What is needed: Look at the entries below and reproduce them exactly.

Exercise input:

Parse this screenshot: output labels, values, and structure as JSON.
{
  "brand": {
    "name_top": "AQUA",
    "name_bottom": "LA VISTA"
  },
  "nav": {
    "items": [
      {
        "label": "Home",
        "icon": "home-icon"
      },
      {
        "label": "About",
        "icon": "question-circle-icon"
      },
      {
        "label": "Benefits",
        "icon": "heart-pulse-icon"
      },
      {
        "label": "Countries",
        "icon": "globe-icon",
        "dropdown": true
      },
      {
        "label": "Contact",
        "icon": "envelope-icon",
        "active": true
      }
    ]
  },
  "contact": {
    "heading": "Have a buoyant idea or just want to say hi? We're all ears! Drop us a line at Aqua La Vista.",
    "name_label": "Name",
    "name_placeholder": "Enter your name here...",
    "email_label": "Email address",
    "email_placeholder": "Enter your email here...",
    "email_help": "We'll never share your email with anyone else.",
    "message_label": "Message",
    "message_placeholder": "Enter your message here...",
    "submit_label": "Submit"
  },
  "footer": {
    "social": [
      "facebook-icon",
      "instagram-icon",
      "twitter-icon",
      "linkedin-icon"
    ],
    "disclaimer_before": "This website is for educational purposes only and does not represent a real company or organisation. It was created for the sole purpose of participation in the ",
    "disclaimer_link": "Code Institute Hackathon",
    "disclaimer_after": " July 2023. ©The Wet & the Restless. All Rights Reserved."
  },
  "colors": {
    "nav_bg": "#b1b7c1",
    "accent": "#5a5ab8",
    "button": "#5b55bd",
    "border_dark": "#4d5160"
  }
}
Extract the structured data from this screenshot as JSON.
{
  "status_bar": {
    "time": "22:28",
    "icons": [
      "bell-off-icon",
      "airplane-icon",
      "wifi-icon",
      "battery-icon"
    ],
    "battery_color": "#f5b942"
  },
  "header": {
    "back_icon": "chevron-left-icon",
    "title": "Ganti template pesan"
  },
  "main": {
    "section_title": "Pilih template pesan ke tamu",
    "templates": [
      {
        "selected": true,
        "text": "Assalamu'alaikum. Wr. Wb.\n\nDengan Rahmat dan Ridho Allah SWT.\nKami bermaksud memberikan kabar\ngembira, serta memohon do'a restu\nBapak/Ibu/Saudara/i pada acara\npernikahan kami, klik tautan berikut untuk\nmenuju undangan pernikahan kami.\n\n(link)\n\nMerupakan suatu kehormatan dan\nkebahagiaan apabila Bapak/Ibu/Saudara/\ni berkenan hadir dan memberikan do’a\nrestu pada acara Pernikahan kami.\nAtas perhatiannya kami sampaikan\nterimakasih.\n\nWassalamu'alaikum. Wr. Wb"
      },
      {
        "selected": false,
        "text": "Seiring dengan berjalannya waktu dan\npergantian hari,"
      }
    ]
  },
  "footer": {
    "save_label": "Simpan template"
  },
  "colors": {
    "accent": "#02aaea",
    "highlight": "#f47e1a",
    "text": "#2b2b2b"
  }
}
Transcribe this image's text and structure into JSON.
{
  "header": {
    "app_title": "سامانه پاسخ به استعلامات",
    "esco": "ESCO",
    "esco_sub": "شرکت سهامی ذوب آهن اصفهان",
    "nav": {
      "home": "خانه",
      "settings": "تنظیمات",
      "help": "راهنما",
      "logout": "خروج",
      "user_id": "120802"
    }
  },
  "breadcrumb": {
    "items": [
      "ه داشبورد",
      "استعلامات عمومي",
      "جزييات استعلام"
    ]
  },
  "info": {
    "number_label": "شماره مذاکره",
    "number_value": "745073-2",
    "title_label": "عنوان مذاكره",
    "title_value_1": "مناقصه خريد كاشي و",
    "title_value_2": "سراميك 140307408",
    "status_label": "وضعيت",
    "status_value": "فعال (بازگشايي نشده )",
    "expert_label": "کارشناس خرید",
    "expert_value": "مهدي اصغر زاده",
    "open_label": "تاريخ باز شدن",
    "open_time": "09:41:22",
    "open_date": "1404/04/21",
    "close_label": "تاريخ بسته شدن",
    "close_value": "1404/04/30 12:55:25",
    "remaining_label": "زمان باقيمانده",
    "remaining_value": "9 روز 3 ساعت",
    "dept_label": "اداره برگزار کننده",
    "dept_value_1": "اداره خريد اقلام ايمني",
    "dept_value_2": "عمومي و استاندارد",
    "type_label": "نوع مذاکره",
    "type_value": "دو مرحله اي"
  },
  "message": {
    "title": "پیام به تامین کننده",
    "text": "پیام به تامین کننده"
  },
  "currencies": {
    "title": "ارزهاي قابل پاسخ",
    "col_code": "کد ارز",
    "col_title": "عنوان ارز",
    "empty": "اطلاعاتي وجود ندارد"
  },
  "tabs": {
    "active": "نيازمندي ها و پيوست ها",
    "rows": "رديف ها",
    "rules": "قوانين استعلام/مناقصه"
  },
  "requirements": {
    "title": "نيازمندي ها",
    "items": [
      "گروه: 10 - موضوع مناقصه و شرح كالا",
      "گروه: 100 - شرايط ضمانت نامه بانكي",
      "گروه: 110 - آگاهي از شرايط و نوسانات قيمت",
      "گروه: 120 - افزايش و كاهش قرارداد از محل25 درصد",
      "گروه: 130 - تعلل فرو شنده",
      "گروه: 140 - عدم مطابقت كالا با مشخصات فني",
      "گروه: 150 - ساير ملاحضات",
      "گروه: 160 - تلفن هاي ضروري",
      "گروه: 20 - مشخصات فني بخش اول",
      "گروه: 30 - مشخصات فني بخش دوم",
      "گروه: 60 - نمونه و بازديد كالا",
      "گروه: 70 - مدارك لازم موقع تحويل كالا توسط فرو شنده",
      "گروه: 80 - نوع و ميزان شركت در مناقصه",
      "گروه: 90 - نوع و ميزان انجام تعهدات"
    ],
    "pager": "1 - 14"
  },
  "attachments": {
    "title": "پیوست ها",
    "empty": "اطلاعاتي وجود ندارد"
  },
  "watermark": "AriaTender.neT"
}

Result of this exercise:
Parse this screenshot: output labels, values, and structure as JSON.
{
  "brand": {
    "name_top": "AQUA",
    "name_bottom": "LA VISTA"
  },
  "nav": {
    "items": [
      {
        "label": "Home",
        "icon": "home-icon"
      },
      {
        "label": "About",
        "icon": "question-circle-icon"
      },
      {
        "label": "Benefits",
        "icon": "heart-pulse-icon"
      },
      {
        "label": "Countries",
        "icon": "globe-icon",
        "dropdown": true
      },
      {
        "label": "Contact",
        "icon": "envelope-icon",
        "active": true
      }
    ]
  },
  "contact": {
    "heading": "Have a buoyant idea or just want to say hi? We're all ears! Drop us a line at Aqua La Vista.",
    "name_label": "Name",
    "name_placeholder": "Enter your name here...",
    "email_label": "Email address",
    "email_placeholder": "Enter your email here...",
    "email_help": "We'll never share your email with anyone else.",
    "message_label": "Message",
    "message_placeholder": "Enter your message here...",
    "submit_label": "Submit"
  },
  "footer": {
    "social": [
      "facebook-icon",
      "instagram-icon",
      "twitter-icon",
      "linkedin-icon"
    ],
    "disclaimer_before": "This website is for educational purposes only and does not represent a real company or organisation. It was created for the sole purpose of participation in the ",
    "disclaimer_link": "Code Institute Hackathon",
    "disclaimer_after": " July 2023. ©The Wet & the Restless. All Rights Reserved."
  },
  "colors": {
    "nav_bg": "#b1b7c1",
    "accent": "#5a5ab8",
    "button": "#5b55bd",
    "border_dark": "#4d5160"
  }
}
Extract the structured data from this screenshot as JSON.
{
  "status_bar": {
    "time": "22:28",
    "icons": [
      "bell-off-icon",
      "airplane-icon",
      "wifi-icon",
      "battery-icon"
    ],
    "battery_color": "#f5b942"
  },
  "header": {
    "back_icon": "chevron-left-icon",
    "title": "Ganti template pesan"
  },
  "main": {
    "section_title": "Pilih template pesan ke tamu",
    "templates": [
      {
        "selected": true,
        "text": "Assalamu'alaikum. Wr. Wb.\n\nDengan Rahmat dan Ridho Allah SWT.\nKami bermaksud memberikan kabar\ngembira, serta memohon do'a restu\nBapak/Ibu/Saudara/i pada acara\npernikahan kami, klik tautan berikut untuk\nmenuju undangan pernikahan kami.\n\n(link)\n\nMerupakan suatu kehormatan dan\nkebahagiaan apabila Bapak/Ibu/Saudara/\ni berkenan hadir dan memberikan do’a\nrestu pada acara Pernikahan kami.\nAtas perhatiannya kami sampaikan\nterimakasih.\n\nWassalamu'alaikum. Wr. Wb"
      },
      {
        "selected": false,
        "text": "Seiring dengan berjalannya waktu dan\npergantian hari,"
      }
    ]
  },
  "footer": {
    "save_label": "Simpan template"
  },
  "colors": {
    "accent": "#02aaea",
    "highlight": "#f47e1a",
    "text": "#2b2b2b"
  }
}
Transcribe this image's text and structure into JSON.
{
  "header": {
    "app_title": "سامانه پاسخ به استعلامات",
    "esco": "ESCO",
    "esco_sub": "شرکت سهامی ذوب آهن اصفهان",
    "nav": {
      "home": "خانه",
      "settings": "تنظیمات",
      "help": "راهنما",
      "logout": "خروج",
      "user_id": "120802"
    }
  },
  "breadcrumb": {
    "items": [
      "ه داشبورد",
      "استعلامات عمومي",
      "جزييات استعلام"
    ]
  },
  "info": {
    "number_label": "شماره مذاکره",
    "number_value": "745073-2",
    "title_label": "عنوان مذاكره",
    "title_value_1": "مناقصه خريد كاشي و",
    "title_value_2": "سراميك 140307408",
    "status_label": "وضعيت",
    "status_value": "فعال (بازگشايي نشده )",
    "expert_label": "کارشناس خرید",
    "expert_value": "مهدي اصغر زاده",
    "open_label": "تاريخ باز شدن",
    "open_time": "09:41:22",
    "open_date": "1404/04/21",
    "close_label": "تاريخ بسته شدن",
    "close_value": "1404/04/30 12:55:25",
    "remaining_label": "زمان باقيمانده",
    "remaining_value": "9 روز 3 ساعت",
    "dept_label": "اداره برگزار کننده",
    "dept_value_1": "اداره خريد اقلام ايمني",
    "dept_value_2": "عمومي و استاندارد",
    "type_label": "نوع مذاکره",
    "type_value": "دو مرحله اي"
  },
  "message": {
    "title": "پیام به تامین کننده",
    "text": "پیام به تامین کننده"
  },
  "currencies": {
    "title": "ارزهاي قابل پاسخ",
    "col_code": "کد ارز",
    "col_title": "عنوان ارز",
    "empty": "اطلاعاتي وجود ندارد"
  },
  "tabs": {
    "active": "نيازمندي ها و پيوست ها",
    "rows": "رديف ها",
    "rules": "قوانين استعلام/مناقصه"
  },
  "requirements": {
    "title": "نيازمندي ها",
    "items": [
      "گروه: 10 - موضوع مناقصه و شرح كالا",
      "گروه: 100 - شرايط ضمانت نامه بانكي",
      "گروه: 110 - آگاهي از شرايط و نوسانات قيمت",
      "گروه: 120 - افزايش و كاهش قرارداد از محل25 درصد",
      "گروه: 130 - تعلل فرو شنده",
      "گروه: 140 - عدم مطابقت كالا با مشخصات فني",
      "گروه: 150 - ساير ملاحضات",
      "گروه: 160 - تلفن هاي ضروري",
      "گروه: 20 - مشخصات فني بخش اول",
      "گروه: 30 - مشخصات فني بخش دوم",
      "گروه: 60 - نمونه و بازديد كالا",
      "گروه: 70 - مدارك لازم موقع تحويل كالا توسط فرو شنده",
      "گروه: 80 - نوع و ميزان شركت در مناقصه",
      "گروه: 90 - نوع و ميزان انجام تعهدات"
    ],
    "pager": "1 - 14"
  },
  "attachments": {
    "title": "پیوست ها",
    "empty": "اطلاعاتي وجود ندارد"
  },
  "watermark": "AriaTender.neT"
}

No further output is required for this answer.